Written instruction:
Return the records that follow, matching each one exactly.

Stored rows:
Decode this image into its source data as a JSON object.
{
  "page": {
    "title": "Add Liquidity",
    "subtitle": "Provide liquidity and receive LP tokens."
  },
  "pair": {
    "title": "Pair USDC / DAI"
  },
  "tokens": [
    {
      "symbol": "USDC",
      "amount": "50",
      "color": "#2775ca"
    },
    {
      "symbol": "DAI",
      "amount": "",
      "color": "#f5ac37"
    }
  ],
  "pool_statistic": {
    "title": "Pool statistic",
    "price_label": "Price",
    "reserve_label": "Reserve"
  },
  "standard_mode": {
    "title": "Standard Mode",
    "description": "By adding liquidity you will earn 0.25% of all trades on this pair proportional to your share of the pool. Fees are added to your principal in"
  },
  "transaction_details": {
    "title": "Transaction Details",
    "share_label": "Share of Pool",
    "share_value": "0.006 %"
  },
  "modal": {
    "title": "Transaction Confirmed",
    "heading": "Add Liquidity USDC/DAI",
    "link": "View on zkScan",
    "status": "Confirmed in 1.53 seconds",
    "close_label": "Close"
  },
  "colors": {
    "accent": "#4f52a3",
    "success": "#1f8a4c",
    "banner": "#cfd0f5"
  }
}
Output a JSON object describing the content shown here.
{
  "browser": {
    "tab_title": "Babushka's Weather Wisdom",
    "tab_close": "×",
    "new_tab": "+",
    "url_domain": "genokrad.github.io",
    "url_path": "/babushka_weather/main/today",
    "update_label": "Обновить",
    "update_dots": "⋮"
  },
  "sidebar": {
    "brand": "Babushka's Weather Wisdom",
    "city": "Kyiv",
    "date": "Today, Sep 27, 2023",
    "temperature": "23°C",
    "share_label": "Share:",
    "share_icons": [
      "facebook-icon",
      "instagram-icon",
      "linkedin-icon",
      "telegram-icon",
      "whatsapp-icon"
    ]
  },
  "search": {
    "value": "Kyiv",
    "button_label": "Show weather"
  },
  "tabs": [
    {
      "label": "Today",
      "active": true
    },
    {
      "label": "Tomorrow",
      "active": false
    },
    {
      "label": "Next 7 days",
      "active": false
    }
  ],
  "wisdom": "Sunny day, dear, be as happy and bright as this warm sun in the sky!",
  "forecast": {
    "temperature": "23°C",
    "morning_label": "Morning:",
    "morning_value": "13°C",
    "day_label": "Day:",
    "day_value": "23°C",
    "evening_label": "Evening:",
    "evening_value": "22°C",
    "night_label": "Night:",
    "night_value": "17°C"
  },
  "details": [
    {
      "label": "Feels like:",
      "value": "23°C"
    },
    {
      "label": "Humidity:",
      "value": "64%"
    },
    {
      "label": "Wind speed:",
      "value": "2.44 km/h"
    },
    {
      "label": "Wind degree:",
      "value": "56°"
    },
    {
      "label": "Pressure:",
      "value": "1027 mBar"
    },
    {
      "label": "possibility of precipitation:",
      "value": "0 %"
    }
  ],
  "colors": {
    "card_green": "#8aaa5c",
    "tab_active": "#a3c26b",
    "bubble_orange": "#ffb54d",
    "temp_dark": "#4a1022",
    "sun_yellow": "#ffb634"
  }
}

Exercise answer:
Decode this image into its source data as a JSON object.
{
  "page": {
    "title": "Add Liquidity",
    "subtitle": "Provide liquidity and receive LP tokens."
  },
  "pair": {
    "title": "Pair USDC / DAI"
  },
  "tokens": [
    {
      "symbol": "USDC",
      "amount": "50",
      "color": "#2775ca"
    },
    {
      "symbol": "DAI",
      "amount": "",
      "color": "#f5ac37"
    }
  ],
  "pool_statistic": {
    "title": "Pool statistic",
    "price_label": "Price",
    "reserve_label": "Reserve"
  },
  "standard_mode": {
    "title": "Standard Mode",
    "description": "By adding liquidity you will earn 0.25% of all trades on this pair proportional to your share of the pool. Fees are added to your principal in"
  },
  "transaction_details": {
    "title": "Transaction Details",
    "share_label": "Share of Pool",
    "share_value": "0.006 %"
  },
  "modal": {
    "title": "Transaction Confirmed",
    "heading": "Add Liquidity USDC/DAI",
    "link": "View on zkScan",
    "status": "Confirmed in 1.53 seconds",
    "close_label": "Close"
  },
  "colors": {
    "accent": "#4f52a3",
    "success": "#1f8a4c",
    "banner": "#cfd0f5"
  }
}
Output a JSON object describing the content shown here.
{
  "browser": {
    "tab_title": "Babushka's Weather Wisdom",
    "tab_close": "×",
    "new_tab": "+",
    "url_domain": "genokrad.github.io",
    "url_path": "/babushka_weather/main/today",
    "update_label": "Обновить",
    "update_dots": "⋮"
  },
  "sidebar": {
    "brand": "Babushka's Weather Wisdom",
    "city": "Kyiv",
    "date": "Today, Sep 27, 2023",
    "temperature": "23°C",
    "share_label": "Share:",
    "share_icons": [
      "facebook-icon",
      "instagram-icon",
      "linkedin-icon",
      "telegram-icon",
      "whatsapp-icon"
    ]
  },
  "search": {
    "value": "Kyiv",
    "button_label": "Show weather"
  },
  "tabs": [
    {
      "label": "Today",
      "active": true
    },
    {
      "label": "Tomorrow",
      "active": false
    },
    {
      "label": "Next 7 days",
      "active": false
    }
  ],
  "wisdom": "Sunny day, dear, be as happy and bright as this warm sun in the sky!",
  "forecast": {
    "temperature": "23°C",
    "morning_label": "Morning:",
    "morning_value": "13°C",
    "day_label": "Day:",
    "day_value": "23°C",
    "evening_label": "Evening:",
    "evening_value": "22°C",
    "night_label": "Night:",
    "night_value": "17°C"
  },
  "details": [
    {
      "label": "Feels like:",
      "value": "23°C"
    },
    {
      "label": "Humidity:",
      "value": "64%"
    },
    {
      "label": "Wind speed:",
      "value": "2.44 km/h"
    },
    {
      "label": "Wind degree:",
      "value": "56°"
    },
    {
      "label": "Pressure:",
      "value": "1027 mBar"
    },
    {
      "label": "possibility of precipitation:",
      "value": "0 %"
    }
  ],
  "colors": {
    "card_green": "#8aaa5c",
    "tab_active": "#a3c26b",
    "bubble_orange": "#ffb54d",
    "temp_dark": "#4a1022",
    "sun_yellow": "#ffb634"
  }
}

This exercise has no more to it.